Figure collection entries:
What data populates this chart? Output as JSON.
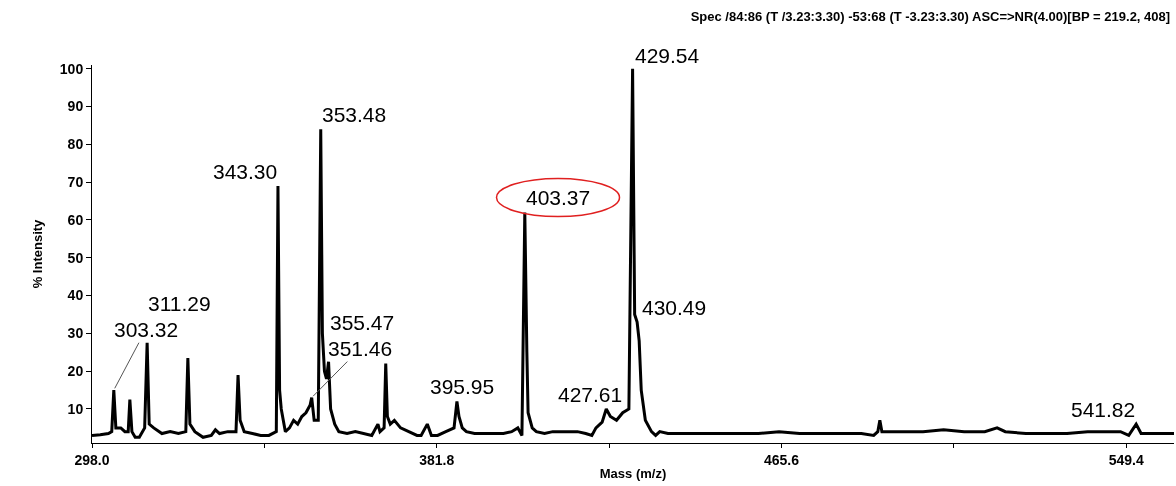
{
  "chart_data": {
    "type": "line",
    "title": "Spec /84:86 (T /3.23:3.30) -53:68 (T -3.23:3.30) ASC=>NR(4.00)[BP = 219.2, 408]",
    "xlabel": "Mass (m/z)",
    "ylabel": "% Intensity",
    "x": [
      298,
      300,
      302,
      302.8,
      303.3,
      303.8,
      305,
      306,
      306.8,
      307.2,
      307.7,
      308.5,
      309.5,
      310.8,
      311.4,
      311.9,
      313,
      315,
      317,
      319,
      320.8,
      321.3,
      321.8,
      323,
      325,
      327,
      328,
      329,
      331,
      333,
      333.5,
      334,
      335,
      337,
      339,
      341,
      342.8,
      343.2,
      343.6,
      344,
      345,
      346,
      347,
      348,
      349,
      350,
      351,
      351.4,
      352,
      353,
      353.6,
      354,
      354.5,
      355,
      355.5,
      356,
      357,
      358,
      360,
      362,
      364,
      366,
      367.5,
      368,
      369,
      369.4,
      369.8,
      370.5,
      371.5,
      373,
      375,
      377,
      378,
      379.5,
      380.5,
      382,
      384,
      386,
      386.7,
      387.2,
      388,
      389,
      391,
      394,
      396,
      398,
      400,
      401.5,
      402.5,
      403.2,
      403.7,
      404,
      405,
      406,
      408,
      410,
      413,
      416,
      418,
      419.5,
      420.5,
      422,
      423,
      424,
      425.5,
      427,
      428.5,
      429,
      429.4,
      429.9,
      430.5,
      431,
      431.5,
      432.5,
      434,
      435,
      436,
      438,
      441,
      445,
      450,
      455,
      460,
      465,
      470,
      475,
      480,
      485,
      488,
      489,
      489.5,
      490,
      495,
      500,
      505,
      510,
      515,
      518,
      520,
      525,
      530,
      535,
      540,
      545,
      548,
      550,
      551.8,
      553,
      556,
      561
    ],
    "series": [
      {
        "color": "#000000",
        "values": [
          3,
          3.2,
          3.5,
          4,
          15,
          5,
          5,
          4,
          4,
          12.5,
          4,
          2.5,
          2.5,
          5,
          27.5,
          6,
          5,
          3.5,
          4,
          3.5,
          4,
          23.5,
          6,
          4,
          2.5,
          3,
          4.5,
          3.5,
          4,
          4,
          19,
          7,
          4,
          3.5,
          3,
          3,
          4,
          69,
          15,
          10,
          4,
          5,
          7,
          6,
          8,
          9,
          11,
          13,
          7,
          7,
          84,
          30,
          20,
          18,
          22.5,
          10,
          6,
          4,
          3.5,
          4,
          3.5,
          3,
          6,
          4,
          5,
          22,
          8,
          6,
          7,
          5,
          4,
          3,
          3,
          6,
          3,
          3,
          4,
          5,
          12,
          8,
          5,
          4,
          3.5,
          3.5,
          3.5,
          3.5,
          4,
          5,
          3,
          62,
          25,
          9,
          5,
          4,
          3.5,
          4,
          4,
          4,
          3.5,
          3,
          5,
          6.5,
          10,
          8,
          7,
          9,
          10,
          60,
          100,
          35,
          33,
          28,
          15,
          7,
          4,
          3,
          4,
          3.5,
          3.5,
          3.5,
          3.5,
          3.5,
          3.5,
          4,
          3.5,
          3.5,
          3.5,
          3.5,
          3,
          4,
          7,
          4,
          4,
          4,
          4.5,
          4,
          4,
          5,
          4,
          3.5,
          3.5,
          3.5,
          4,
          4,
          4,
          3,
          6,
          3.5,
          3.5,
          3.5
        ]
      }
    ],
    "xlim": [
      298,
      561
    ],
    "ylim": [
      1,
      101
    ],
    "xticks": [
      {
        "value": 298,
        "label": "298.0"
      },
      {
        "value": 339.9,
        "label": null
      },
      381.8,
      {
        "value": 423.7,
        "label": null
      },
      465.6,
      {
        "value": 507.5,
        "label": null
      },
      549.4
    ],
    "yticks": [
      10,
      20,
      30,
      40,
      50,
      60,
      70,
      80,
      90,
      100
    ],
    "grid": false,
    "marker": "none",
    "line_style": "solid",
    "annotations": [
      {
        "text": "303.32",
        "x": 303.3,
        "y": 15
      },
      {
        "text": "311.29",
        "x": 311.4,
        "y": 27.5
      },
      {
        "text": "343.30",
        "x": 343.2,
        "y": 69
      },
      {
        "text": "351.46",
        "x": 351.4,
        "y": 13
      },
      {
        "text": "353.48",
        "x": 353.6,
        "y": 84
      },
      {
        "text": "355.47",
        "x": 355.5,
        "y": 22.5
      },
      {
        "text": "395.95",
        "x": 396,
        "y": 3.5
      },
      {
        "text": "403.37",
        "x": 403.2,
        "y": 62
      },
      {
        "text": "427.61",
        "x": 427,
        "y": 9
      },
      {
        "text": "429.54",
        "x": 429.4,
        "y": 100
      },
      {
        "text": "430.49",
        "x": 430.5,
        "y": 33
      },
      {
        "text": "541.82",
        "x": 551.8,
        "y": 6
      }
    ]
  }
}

**GIVEN PROBLEM**
Your task is to return the entries above exactly, with no pictures.

**WRITTEN ANSWER**
What data populates this chart? Output as JSON.
{
  "chart_data": {
    "type": "line",
    "title": "Spec /84:86 (T /3.23:3.30) -53:68 (T -3.23:3.30) ASC=>NR(4.00)[BP = 219.2, 408]",
    "xlabel": "Mass (m/z)",
    "ylabel": "% Intensity",
    "x": [
      298,
      300,
      302,
      302.8,
      303.3,
      303.8,
      305,
      306,
      306.8,
      307.2,
      307.7,
      308.5,
      309.5,
      310.8,
      311.4,
      311.9,
      313,
      315,
      317,
      319,
      320.8,
      321.3,
      321.8,
      323,
      325,
      327,
      328,
      329,
      331,
      333,
      333.5,
      334,
      335,
      337,
      339,
      341,
      342.8,
      343.2,
      343.6,
      344,
      345,
      346,
      347,
      348,
      349,
      350,
      351,
      351.4,
      352,
      353,
      353.6,
      354,
      354.5,
      355,
      355.5,
      356,
      357,
      358,
      360,
      362,
      364,
      366,
      367.5,
      368,
      369,
      369.4,
      369.8,
      370.5,
      371.5,
      373,
      375,
      377,
      378,
      379.5,
      380.5,
      382,
      384,
      386,
      386.7,
      387.2,
      388,
      389,
      391,
      394,
      396,
      398,
      400,
      401.5,
      402.5,
      403.2,
      403.7,
      404,
      405,
      406,
      408,
      410,
      413,
      416,
      418,
      419.5,
      420.5,
      422,
      423,
      424,
      425.5,
      427,
      428.5,
      429,
      429.4,
      429.9,
      430.5,
      431,
      431.5,
      432.5,
      434,
      435,
      436,
      438,
      441,
      445,
      450,
      455,
      460,
      465,
      470,
      475,
      480,
      485,
      488,
      489,
      489.5,
      490,
      495,
      500,
      505,
      510,
      515,
      518,
      520,
      525,
      530,
      535,
      540,
      545,
      548,
      550,
      551.8,
      553,
      556,
      561
    ],
    "series": [
      {
        "color": "#000000",
        "values": [
          3,
          3.2,
          3.5,
          4,
          15,
          5,
          5,
          4,
          4,
          12.5,
          4,
          2.5,
          2.5,
          5,
          27.5,
          6,
          5,
          3.5,
          4,
          3.5,
          4,
          23.5,
          6,
          4,
          2.5,
          3,
          4.5,
          3.5,
          4,
          4,
          19,
          7,
          4,
          3.5,
          3,
          3,
          4,
          69,
          15,
          10,
          4,
          5,
          7,
          6,
          8,
          9,
          11,
          13,
          7,
          7,
          84,
          30,
          20,
          18,
          22.5,
          10,
          6,
          4,
          3.5,
          4,
          3.5,
          3,
          6,
          4,
          5,
          22,
          8,
          6,
          7,
          5,
          4,
          3,
          3,
          6,
          3,
          3,
          4,
          5,
          12,
          8,
          5,
          4,
          3.5,
          3.5,
          3.5,
          3.5,
          4,
          5,
          3,
          62,
          25,
          9,
          5,
          4,
          3.5,
          4,
          4,
          4,
          3.5,
          3,
          5,
          6.5,
          10,
          8,
          7,
          9,
          10,
          60,
          100,
          35,
          33,
          28,
          15,
          7,
          4,
          3,
          4,
          3.5,
          3.5,
          3.5,
          3.5,
          3.5,
          3.5,
          4,
          3.5,
          3.5,
          3.5,
          3.5,
          3,
          4,
          7,
          4,
          4,
          4,
          4.5,
          4,
          4,
          5,
          4,
          3.5,
          3.5,
          3.5,
          4,
          4,
          4,
          3,
          6,
          3.5,
          3.5,
          3.5
        ]
      }
    ],
    "xlim": [
      298,
      561
    ],
    "ylim": [
      1,
      101
    ],
    "xticks": [
      {
        "value": 298,
        "label": "298.0"
      },
      {
        "value": 339.9,
        "label": null
      },
      381.8,
      {
        "value": 423.7,
        "label": null
      },
      465.6,
      {
        "value": 507.5,
        "label": null
      },
      549.4
    ],
    "yticks": [
      10,
      20,
      30,
      40,
      50,
      60,
      70,
      80,
      90,
      100
    ],
    "grid": false,
    "marker": "none",
    "line_style": "solid",
    "annotations": [
      {
        "text": "303.32",
        "x": 303.3,
        "y": 15
      },
      {
        "text": "311.29",
        "x": 311.4,
        "y": 27.5
      },
      {
        "text": "343.30",
        "x": 343.2,
        "y": 69
      },
      {
        "text": "351.46",
        "x": 351.4,
        "y": 13
      },
      {
        "text": "353.48",
        "x": 353.6,
        "y": 84
      },
      {
        "text": "355.47",
        "x": 355.5,
        "y": 22.5
      },
      {
        "text": "395.95",
        "x": 396,
        "y": 3.5
      },
      {
        "text": "403.37",
        "x": 403.2,
        "y": 62
      },
      {
        "text": "427.61",
        "x": 427,
        "y": 9
      },
      {
        "text": "429.54",
        "x": 429.4,
        "y": 100
      },
      {
        "text": "430.49",
        "x": 430.5,
        "y": 33
      },
      {
        "text": "541.82",
        "x": 551.8,
        "y": 6
      }
    ]
  }
}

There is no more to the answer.